──────── TEXTAUSZUG
Martin Wuttke hat große und größte Rollen am Theater gespielt, eigentlich ist dieser Leipziger Tatort-Kommissar Keppler ein paar Nummern zu klein für ihn. Wuttke, der sich seines Genies bewusst ist, spielt den Keppler so runter, allerdings nicht schlampig, sondern cool, das passt zu seinem Stil: Maßanzug, nach hinten geschlotztes Resthaar.

Auf der Jagd nach einem Serientäter kommt es zur Schlägerei zwischen Ballauf aus Köln und Keppler aus Leipzig. Es gewinnt: Keppler. (Foto: dapd)

Zu Ostern kommt der Tatort als Doppelfolge, die Kölner und die Leipziger Kommissare suchen gemeinsam einen Serientäter, der minderjährige Prostituierte umbringt. Der erste Teil, "Kinderland" vom MDR, ist kühl und spannend. Die Mädchen sehen aus, wie Mädchen aussehen, die zu viel erlebt haben. Die Gast-Kommissare Ballauf und Schenk mischen der Handlung ihr manchmal nerviges Moralisten-Aroma unter. Hier sind die Kölner Gutmenschen aber der Kontrast zum eisigen Keppler, der sich keine Illusionen über Menschen macht, weil er Menschen kennt. "Schon mal mit Abnehmen versucht?", fragt er die dicke Mutter eines Opfers. "Schon mal von Hartz 4 gelebt?", fragt die zurück - die Episode enthält sehr hübsche Dialoge. Und wenn Keppler den Mädchen auf dem Strich "viel Spaß" bei ihrer Arbeit wünscht, sorgt er dafür, dass das harte Thema nicht ins Sentimentale kippt. Später dann: Schlägerei zwischen Ballauf und Keppler. Es gewinnt: Keppler, also Wuttke, der auch mit Blutnase unfassbar lässig aussieht.
────────────────
──────── BEREITGESTELLTE DATEN
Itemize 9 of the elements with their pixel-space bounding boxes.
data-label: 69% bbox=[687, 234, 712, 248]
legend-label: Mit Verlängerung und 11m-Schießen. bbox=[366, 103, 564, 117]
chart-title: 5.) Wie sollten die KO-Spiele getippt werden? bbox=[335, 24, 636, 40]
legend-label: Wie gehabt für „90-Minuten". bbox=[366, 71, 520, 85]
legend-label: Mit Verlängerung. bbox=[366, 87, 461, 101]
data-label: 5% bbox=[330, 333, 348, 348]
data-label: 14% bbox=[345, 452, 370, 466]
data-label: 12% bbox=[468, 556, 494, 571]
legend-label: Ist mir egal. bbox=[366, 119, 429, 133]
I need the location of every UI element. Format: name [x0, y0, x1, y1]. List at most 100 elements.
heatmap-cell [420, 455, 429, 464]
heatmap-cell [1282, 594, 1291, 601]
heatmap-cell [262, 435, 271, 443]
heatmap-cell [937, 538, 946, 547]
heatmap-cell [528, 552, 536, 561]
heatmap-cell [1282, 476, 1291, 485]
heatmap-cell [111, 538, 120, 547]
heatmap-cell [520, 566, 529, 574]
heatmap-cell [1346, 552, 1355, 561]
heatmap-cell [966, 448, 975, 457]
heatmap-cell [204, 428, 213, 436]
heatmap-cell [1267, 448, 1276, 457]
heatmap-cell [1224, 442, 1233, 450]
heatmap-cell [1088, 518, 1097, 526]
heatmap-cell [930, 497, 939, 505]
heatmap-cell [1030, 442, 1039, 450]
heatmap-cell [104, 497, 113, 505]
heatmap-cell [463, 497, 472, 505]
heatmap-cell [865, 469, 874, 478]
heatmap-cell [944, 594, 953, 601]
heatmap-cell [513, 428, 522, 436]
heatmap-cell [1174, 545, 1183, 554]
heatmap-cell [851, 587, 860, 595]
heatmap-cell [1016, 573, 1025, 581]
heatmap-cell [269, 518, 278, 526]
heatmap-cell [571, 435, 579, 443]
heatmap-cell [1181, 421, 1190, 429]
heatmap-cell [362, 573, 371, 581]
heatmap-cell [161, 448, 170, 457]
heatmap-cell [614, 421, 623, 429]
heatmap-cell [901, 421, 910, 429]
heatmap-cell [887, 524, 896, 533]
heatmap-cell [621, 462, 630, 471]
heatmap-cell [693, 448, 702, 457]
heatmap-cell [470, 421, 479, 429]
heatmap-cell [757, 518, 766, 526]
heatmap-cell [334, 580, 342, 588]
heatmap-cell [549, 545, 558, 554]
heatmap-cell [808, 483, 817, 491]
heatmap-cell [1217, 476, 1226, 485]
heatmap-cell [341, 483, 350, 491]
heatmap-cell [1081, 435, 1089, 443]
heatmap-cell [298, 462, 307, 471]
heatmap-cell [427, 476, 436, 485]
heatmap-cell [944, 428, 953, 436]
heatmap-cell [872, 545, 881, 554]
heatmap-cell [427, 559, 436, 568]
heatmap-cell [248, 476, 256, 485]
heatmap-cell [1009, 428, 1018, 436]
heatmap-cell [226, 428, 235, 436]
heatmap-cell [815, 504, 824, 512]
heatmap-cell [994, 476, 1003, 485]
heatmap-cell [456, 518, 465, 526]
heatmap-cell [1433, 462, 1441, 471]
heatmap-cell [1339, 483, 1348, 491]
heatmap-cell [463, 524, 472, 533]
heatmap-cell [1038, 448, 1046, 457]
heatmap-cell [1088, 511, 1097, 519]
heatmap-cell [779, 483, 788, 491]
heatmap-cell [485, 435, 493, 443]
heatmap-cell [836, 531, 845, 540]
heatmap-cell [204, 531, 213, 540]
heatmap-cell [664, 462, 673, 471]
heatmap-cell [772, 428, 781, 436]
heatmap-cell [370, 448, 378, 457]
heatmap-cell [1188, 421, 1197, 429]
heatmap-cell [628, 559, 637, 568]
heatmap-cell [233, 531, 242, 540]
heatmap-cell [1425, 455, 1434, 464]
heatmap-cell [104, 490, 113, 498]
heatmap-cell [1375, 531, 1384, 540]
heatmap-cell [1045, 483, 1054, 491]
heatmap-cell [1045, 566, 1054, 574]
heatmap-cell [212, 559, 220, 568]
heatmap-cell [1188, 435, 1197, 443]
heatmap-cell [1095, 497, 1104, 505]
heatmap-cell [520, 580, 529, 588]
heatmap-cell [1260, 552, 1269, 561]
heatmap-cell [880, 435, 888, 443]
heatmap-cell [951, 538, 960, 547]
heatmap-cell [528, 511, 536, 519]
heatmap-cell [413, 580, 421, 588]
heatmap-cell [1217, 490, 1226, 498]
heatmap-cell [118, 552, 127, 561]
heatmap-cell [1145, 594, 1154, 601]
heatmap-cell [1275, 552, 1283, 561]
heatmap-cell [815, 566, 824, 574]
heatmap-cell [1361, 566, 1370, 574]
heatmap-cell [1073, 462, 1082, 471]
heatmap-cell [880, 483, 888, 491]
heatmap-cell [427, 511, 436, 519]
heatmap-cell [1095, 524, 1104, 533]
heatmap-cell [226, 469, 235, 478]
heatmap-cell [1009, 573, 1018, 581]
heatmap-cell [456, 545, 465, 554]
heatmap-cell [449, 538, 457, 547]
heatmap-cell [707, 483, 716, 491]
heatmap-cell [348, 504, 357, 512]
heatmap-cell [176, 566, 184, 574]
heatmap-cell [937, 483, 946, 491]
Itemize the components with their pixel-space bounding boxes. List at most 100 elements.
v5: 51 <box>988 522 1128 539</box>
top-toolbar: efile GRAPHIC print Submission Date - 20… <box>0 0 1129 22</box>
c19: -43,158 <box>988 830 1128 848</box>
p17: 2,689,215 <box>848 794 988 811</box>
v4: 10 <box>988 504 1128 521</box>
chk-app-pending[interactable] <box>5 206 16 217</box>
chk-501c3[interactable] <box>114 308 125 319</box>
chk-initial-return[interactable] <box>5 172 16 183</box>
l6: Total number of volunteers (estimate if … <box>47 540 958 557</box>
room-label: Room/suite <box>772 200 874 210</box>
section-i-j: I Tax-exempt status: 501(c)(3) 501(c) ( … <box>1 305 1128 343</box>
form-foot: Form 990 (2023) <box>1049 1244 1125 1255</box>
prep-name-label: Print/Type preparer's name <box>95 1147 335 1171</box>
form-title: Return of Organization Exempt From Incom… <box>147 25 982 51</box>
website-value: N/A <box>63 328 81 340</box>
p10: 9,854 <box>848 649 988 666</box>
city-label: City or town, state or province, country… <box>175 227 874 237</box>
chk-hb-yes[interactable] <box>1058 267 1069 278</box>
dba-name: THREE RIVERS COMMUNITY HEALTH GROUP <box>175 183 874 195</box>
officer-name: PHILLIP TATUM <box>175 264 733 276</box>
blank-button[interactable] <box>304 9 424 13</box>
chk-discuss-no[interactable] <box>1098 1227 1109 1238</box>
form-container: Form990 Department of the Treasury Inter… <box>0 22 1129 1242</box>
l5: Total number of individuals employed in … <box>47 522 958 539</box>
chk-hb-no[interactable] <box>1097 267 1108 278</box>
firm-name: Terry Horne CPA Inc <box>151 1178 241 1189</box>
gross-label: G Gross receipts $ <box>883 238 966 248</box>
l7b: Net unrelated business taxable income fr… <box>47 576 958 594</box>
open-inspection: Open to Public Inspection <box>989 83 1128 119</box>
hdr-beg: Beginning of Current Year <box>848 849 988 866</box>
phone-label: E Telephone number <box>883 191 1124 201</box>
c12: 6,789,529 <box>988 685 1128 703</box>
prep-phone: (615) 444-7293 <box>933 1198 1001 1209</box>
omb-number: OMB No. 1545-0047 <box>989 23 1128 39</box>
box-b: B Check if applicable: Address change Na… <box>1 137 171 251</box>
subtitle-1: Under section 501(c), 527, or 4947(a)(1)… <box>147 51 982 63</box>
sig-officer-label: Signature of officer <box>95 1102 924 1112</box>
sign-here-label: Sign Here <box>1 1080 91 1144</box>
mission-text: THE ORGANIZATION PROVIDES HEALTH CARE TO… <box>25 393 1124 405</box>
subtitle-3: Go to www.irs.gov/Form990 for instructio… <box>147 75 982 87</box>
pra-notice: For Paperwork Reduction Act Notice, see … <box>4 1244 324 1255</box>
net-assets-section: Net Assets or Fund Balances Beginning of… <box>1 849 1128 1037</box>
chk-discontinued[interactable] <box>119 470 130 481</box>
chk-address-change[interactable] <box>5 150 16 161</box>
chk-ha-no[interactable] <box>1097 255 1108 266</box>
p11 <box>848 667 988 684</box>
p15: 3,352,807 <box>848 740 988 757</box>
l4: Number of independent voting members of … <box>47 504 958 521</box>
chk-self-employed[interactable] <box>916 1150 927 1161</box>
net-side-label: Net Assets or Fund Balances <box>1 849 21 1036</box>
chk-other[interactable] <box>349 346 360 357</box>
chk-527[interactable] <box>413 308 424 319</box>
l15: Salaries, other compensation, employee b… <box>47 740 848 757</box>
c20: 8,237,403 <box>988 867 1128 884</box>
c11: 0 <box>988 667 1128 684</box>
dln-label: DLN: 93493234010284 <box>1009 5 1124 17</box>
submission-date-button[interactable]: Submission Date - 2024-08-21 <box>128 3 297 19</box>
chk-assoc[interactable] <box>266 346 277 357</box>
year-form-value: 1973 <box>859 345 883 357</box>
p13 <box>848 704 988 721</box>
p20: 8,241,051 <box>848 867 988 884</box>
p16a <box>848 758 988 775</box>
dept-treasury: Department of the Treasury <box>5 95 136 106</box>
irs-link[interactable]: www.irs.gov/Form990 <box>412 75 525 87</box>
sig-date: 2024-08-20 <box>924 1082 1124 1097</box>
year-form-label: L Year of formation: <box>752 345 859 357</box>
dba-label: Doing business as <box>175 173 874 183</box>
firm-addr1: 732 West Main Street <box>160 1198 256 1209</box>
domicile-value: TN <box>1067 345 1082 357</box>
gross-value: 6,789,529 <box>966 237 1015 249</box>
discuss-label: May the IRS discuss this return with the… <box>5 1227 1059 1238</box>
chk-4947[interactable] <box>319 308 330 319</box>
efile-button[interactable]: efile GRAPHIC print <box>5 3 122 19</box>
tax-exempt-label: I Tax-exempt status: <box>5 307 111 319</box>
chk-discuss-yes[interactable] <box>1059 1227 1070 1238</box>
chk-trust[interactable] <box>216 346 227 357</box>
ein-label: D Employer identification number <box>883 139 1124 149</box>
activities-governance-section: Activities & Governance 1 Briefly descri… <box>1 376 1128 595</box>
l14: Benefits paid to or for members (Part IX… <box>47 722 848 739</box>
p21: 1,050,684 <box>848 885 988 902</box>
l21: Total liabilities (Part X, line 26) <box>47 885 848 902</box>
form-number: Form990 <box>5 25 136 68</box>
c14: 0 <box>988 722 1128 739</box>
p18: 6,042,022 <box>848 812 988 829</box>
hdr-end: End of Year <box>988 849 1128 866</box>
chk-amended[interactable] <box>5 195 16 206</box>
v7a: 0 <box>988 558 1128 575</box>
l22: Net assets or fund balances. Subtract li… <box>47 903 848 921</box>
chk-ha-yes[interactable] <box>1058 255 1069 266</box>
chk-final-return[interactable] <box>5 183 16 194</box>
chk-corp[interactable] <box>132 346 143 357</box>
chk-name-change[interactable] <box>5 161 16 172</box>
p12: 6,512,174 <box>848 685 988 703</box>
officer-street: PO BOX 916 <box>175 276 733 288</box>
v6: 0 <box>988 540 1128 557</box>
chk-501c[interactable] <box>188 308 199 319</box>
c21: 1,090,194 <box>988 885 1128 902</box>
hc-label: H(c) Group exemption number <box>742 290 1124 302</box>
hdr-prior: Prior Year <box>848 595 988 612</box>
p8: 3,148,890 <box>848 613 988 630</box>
────────────────
(AUFGABE 1)
Übernehmen Sie aus dem Textauszug wortgetreu alles von „Martin Wuttke hat“ bis hinunter zu „Keppler. (Foto: dapd)“.
(AUFGABE 2)
Welche Kommissare werden im Textauszug namentlich genannt? Zählen Sie alle auf.
Die Daten sind eigenständiges Material und gehören nicht zum Textauszug.

(VOLLSTÄNDIGE ANTWORT 1)
Martin Wuttke hat große und größte Rollen am Theater gespielt, eigentlich ist dieser Leipziger Tatort-Kommissar Keppler ein paar Nummern zu klein für ihn. Wuttke, der sich seines Genies bewusst ist, spielt den Keppler so runter, allerdings nicht schlampig, sondern cool, das passt zu seinem Stil: Maßanzug, nach hinten geschlotztes Resthaar.

Auf der Jagd nach einem Serientäter kommt es zur Schlägerei zwischen Ballauf aus Köln und Keppler aus Leipzig. Es gewinnt: Keppler. (Foto: dapd)

(VOLLSTÄNDIGE ANTWORT 2)
Keppler, Ballauf, Schenk